**The request**
Reproduce word for word the lines from the first one below through the line containing "x-tick-label: 14-15 <box>633", with both of those lines included.

**Data lines**
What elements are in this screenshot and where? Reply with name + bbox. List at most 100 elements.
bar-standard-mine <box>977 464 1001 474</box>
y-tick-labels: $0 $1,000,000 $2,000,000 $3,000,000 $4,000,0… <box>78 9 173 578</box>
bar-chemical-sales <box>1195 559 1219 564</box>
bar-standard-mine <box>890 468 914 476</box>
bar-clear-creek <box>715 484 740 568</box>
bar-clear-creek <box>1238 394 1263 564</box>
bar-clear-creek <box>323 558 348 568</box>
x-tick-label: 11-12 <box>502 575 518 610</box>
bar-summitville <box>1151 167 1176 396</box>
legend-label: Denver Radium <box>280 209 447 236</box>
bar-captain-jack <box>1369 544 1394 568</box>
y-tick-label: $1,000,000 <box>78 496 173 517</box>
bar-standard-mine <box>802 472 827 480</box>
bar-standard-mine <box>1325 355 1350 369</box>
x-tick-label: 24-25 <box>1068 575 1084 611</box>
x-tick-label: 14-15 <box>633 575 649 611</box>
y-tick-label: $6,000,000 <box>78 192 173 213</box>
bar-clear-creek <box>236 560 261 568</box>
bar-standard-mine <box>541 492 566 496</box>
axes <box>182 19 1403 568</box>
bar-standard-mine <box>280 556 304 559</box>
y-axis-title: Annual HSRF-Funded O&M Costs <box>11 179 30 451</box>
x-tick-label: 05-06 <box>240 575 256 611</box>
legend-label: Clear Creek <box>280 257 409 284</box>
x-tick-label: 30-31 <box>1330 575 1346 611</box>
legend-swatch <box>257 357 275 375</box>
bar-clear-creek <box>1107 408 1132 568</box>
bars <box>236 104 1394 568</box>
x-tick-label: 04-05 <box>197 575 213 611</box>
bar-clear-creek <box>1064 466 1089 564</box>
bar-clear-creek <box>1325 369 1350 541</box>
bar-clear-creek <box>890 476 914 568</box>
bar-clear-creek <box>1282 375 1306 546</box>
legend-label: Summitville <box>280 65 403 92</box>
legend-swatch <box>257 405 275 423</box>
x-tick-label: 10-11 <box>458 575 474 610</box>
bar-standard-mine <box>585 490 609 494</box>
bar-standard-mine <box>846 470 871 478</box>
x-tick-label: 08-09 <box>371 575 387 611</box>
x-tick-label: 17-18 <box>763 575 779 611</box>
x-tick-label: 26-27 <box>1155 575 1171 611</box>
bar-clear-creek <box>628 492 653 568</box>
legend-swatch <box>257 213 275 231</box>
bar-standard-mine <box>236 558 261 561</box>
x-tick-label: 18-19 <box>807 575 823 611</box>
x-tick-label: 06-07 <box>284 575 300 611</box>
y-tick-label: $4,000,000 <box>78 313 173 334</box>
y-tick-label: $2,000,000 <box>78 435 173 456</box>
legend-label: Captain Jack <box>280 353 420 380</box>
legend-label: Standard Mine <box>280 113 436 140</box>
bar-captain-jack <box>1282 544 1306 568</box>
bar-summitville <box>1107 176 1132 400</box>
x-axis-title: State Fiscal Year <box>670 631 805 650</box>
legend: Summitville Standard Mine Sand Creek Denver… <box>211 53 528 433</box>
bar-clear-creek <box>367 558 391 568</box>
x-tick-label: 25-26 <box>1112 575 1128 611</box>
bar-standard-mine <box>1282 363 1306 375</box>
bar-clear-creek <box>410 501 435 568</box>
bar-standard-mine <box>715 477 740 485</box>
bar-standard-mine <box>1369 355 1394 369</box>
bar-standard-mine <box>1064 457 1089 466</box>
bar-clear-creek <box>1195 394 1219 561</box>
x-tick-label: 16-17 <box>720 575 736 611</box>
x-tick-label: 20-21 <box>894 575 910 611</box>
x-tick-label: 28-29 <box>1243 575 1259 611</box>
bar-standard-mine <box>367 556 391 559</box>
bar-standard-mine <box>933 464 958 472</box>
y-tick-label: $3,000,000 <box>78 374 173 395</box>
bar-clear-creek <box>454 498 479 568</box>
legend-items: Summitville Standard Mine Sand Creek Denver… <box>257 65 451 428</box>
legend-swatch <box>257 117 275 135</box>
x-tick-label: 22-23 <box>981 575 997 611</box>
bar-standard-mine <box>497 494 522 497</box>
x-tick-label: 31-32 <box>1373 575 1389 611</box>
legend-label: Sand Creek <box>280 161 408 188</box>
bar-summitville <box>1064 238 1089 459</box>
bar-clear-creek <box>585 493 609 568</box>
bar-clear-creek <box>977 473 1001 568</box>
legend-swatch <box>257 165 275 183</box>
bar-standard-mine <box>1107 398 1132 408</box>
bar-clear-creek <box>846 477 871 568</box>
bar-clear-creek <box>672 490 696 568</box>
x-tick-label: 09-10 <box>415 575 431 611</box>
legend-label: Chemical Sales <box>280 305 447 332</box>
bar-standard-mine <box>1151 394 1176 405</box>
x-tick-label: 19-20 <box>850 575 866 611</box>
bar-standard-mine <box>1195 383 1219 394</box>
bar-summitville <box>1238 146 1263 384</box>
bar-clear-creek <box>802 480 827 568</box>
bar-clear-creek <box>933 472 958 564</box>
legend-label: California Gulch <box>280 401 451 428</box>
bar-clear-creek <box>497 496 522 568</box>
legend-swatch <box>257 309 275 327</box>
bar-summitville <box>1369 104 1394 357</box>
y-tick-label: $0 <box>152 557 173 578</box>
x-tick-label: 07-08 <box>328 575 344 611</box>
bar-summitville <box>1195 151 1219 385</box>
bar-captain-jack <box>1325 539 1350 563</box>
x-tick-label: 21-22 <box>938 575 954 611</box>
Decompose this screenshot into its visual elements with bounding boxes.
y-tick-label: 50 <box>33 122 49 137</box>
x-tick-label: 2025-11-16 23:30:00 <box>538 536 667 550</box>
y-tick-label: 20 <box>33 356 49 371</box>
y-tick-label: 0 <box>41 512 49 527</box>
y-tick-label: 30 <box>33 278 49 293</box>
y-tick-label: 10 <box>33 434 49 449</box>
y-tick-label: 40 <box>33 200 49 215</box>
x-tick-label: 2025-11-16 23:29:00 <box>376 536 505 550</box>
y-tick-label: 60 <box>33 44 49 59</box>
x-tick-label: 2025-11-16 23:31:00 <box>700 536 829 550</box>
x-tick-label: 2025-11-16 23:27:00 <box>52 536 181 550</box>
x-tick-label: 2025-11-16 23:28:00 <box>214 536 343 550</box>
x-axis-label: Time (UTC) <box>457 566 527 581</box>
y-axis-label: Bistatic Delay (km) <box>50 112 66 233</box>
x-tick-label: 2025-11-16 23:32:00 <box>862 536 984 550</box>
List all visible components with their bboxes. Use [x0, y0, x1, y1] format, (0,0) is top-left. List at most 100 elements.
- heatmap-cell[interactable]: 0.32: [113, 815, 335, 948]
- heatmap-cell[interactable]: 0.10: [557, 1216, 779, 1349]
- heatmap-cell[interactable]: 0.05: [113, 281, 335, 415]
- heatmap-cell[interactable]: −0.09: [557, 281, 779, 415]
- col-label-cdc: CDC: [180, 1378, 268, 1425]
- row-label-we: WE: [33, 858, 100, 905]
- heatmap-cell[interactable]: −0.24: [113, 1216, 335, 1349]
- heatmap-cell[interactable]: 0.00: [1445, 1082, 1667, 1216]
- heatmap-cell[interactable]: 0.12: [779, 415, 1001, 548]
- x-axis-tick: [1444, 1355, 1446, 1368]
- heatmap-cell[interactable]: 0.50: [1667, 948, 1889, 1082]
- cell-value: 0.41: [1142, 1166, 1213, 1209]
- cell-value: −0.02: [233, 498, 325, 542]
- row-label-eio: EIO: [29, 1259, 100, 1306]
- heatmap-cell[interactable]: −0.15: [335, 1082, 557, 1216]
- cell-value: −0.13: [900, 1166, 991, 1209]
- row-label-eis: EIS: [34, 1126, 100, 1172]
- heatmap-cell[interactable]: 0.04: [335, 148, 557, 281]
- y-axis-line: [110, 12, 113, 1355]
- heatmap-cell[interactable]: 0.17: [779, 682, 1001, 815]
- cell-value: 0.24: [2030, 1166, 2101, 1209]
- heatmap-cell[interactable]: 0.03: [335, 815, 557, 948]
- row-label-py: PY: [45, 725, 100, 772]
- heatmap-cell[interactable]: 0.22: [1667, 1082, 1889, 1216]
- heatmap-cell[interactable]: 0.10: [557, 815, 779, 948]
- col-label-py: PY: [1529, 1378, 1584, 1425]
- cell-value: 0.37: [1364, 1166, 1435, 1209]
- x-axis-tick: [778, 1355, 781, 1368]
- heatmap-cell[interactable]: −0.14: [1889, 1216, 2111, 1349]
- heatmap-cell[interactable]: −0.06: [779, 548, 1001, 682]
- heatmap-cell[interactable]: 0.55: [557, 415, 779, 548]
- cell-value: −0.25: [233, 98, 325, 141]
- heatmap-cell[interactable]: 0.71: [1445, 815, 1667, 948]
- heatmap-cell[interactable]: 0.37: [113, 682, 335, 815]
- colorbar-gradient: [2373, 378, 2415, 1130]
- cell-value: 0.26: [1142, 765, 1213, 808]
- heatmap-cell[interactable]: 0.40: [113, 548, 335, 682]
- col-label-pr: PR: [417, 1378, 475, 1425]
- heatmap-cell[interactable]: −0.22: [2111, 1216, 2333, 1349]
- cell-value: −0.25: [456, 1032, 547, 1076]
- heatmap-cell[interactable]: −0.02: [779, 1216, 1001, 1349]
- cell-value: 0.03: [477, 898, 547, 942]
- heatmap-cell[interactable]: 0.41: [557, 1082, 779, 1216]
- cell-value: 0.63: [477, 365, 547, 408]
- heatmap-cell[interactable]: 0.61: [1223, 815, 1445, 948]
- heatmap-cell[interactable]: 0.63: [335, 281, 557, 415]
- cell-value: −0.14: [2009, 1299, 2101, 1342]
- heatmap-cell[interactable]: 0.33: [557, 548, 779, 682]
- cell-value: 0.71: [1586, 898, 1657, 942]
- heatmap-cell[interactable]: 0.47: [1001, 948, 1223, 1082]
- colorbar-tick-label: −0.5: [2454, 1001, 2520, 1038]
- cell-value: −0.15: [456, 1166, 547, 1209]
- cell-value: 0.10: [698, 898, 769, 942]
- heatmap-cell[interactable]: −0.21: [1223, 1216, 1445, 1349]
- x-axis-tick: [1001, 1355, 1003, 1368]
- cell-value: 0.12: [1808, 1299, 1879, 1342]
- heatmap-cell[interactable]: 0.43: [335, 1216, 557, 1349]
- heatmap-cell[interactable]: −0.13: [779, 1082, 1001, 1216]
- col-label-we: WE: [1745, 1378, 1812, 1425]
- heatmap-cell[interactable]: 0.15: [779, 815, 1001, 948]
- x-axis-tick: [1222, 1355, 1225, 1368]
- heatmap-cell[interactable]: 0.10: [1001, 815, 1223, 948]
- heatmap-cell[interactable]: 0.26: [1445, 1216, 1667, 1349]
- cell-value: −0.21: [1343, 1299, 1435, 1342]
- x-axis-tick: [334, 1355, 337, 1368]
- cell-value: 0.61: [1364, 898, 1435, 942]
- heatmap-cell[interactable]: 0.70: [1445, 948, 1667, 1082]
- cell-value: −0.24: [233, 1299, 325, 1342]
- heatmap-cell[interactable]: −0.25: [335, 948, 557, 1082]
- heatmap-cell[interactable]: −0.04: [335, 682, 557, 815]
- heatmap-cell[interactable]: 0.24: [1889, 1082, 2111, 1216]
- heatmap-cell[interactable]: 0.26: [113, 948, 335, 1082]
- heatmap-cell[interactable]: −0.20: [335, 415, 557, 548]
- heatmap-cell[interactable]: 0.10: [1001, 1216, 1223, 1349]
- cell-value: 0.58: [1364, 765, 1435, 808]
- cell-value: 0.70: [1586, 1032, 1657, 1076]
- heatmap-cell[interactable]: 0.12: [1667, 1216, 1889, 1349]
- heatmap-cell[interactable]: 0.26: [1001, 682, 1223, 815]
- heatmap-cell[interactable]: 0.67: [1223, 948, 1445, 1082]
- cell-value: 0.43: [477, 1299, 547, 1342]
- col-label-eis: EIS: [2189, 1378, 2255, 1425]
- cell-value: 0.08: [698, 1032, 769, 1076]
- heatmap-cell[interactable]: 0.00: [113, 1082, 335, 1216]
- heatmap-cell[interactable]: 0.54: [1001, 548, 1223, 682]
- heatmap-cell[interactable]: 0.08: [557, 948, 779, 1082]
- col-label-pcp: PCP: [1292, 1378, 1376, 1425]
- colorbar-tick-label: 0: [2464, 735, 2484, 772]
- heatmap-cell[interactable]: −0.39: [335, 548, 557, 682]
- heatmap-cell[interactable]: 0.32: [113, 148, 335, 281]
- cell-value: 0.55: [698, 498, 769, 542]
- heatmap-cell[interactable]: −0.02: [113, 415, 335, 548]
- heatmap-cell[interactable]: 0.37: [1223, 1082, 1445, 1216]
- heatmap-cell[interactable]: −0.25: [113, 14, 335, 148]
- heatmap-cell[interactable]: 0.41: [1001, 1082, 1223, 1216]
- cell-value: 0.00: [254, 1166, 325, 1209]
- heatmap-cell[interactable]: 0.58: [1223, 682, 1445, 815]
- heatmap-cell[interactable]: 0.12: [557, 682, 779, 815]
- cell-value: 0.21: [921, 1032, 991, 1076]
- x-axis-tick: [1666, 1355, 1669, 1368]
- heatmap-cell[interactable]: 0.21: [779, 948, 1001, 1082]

**Solution to this problem**
What elements are in this screenshot and where? Reply with name + bbox. List at most 100 elements.
bar-standard-mine <box>977 464 1001 474</box>
y-tick-labels: $0 $1,000,000 $2,000,000 $3,000,000 $4,000,0… <box>78 9 173 578</box>
bar-chemical-sales <box>1195 559 1219 564</box>
bar-standard-mine <box>890 468 914 476</box>
bar-clear-creek <box>715 484 740 568</box>
bar-clear-creek <box>1238 394 1263 564</box>
bar-clear-creek <box>323 558 348 568</box>
x-tick-label: 11-12 <box>502 575 518 610</box>
bar-summitville <box>1151 167 1176 396</box>
legend-label: Denver Radium <box>280 209 447 236</box>
bar-captain-jack <box>1369 544 1394 568</box>
y-tick-label: $1,000,000 <box>78 496 173 517</box>
bar-standard-mine <box>802 472 827 480</box>
bar-standard-mine <box>1325 355 1350 369</box>
x-tick-label: 24-25 <box>1068 575 1084 611</box>
x-tick-label: 14-15 <box>633 575 649 611</box>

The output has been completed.